» Exercise:
Copy out every record below with complete accuracy.

[Data records]
+ + + + +
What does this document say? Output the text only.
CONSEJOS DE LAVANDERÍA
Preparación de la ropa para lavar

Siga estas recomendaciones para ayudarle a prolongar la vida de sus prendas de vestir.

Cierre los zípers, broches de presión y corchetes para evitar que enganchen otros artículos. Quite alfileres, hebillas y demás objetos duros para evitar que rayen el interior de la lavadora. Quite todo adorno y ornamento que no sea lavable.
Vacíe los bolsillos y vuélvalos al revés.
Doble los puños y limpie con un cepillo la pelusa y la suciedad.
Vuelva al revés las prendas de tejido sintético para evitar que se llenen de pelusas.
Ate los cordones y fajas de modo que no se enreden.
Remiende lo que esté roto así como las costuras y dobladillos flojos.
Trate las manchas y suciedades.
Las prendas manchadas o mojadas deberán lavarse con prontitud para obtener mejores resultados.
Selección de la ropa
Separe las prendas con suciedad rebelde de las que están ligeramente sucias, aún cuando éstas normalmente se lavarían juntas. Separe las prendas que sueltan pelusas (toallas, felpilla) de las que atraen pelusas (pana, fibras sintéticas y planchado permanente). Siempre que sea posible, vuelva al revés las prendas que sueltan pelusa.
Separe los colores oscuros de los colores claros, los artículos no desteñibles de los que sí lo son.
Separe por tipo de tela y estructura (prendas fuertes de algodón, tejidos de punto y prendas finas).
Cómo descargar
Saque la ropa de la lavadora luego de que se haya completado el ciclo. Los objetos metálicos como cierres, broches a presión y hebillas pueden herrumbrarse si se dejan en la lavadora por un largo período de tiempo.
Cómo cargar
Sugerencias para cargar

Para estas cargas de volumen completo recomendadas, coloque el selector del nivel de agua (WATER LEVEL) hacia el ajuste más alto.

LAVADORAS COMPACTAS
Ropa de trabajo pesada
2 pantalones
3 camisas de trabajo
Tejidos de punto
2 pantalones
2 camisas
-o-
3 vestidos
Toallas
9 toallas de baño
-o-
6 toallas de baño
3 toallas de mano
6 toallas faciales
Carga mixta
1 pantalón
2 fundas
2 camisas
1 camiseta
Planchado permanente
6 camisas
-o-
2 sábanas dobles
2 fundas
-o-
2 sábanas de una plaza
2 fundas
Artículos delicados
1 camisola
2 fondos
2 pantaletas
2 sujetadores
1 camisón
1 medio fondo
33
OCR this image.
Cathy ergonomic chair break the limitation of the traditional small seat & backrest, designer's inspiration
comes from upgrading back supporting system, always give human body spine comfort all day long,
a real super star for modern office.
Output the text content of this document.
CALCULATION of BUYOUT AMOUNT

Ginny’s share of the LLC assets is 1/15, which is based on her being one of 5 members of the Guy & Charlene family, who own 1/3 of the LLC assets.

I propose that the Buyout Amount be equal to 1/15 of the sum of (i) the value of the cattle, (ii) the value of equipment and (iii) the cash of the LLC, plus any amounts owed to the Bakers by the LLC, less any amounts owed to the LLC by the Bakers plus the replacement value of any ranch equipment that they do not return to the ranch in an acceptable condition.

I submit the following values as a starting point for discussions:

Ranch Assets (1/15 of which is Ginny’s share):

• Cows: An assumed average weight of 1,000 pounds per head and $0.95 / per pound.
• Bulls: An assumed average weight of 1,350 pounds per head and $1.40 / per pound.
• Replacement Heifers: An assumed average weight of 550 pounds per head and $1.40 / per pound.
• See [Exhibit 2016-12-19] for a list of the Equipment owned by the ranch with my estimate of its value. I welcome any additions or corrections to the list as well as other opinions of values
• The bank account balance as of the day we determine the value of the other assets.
+ + + + +
» Final answer:
What does this document say? Output the text only.
CONSEJOS DE LAVANDERÍA
Preparación de la ropa para lavar

Siga estas recomendaciones para ayudarle a prolongar la vida de sus prendas de vestir.

Cierre los zípers, broches de presión y corchetes para evitar que enganchen otros artículos. Quite alfileres, hebillas y demás objetos duros para evitar que rayen el interior de la lavadora. Quite todo adorno y ornamento que no sea lavable.
Vacíe los bolsillos y vuélvalos al revés.
Doble los puños y limpie con un cepillo la pelusa y la suciedad.
Vuelva al revés las prendas de tejido sintético para evitar que se llenen de pelusas.
Ate los cordones y fajas de modo que no se enreden.
Remiende lo que esté roto así como las costuras y dobladillos flojos.
Trate las manchas y suciedades.
Las prendas manchadas o mojadas deberán lavarse con prontitud para obtener mejores resultados.
Selección de la ropa
Separe las prendas con suciedad rebelde de las que están ligeramente sucias, aún cuando éstas normalmente se lavarían juntas. Separe las prendas que sueltan pelusas (toallas, felpilla) de las que atraen pelusas (pana, fibras sintéticas y planchado permanente). Siempre que sea posible, vuelva al revés las prendas que sueltan pelusa.
Separe los colores oscuros de los colores claros, los artículos no desteñibles de los que sí lo son.
Separe por tipo de tela y estructura (prendas fuertes de algodón, tejidos de punto y prendas finas).
Cómo descargar
Saque la ropa de la lavadora luego de que se haya completado el ciclo. Los objetos metálicos como cierres, broches a presión y hebillas pueden herrumbrarse si se dejan en la lavadora por un largo período de tiempo.
Cómo cargar
Sugerencias para cargar

Para estas cargas de volumen completo recomendadas, coloque el selector del nivel de agua (WATER LEVEL) hacia el ajuste más alto.

LAVADORAS COMPACTAS
Ropa de trabajo pesada
2 pantalones
3 camisas de trabajo
Tejidos de punto
2 pantalones
2 camisas
-o-
3 vestidos
Toallas
9 toallas de baño
-o-
6 toallas de baño
3 toallas de mano
6 toallas faciales
Carga mixta
1 pantalón
2 fundas
2 camisas
1 camiseta
Planchado permanente
6 camisas
-o-
2 sábanas dobles
2 fundas
-o-
2 sábanas de una plaza
2 fundas
Artículos delicados
1 camisola
2 fondos
2 pantaletas
2 sujetadores
1 camisón
1 medio fondo
33
OCR this image.
Cathy ergonomic chair break the limitation of the traditional small seat & backrest, designer's inspiration
comes from upgrading back supporting system, always give human body spine comfort all day long,
a real super star for modern office.
Output the text content of this document.
CALCULATION of BUYOUT AMOUNT

Ginny’s share of the LLC assets is 1/15, which is based on her being one of 5 members of the Guy & Charlene family, who own 1/3 of the LLC assets.

I propose that the Buyout Amount be equal to 1/15 of the sum of (i) the value of the cattle, (ii) the value of equipment and (iii) the cash of the LLC, plus any amounts owed to the Bakers by the LLC, less any amounts owed to the LLC by the Bakers plus the replacement value of any ranch equipment that they do not return to the ranch in an acceptable condition.

I submit the following values as a starting point for discussions:

Ranch Assets (1/15 of which is Ginny’s share):

• Cows: An assumed average weight of 1,000 pounds per head and $0.95 / per pound.
• Bulls: An assumed average weight of 1,350 pounds per head and $1.40 / per pound.
• Replacement Heifers: An assumed average weight of 550 pounds per head and $1.40 / per pound.
• See [Exhibit 2016-12-19] for a list of the Equipment owned by the ranch with my estimate of its value. I welcome any additions or corrections to the list as well as other opinions of values
• The bank account balance as of the day we determine the value of the other assets.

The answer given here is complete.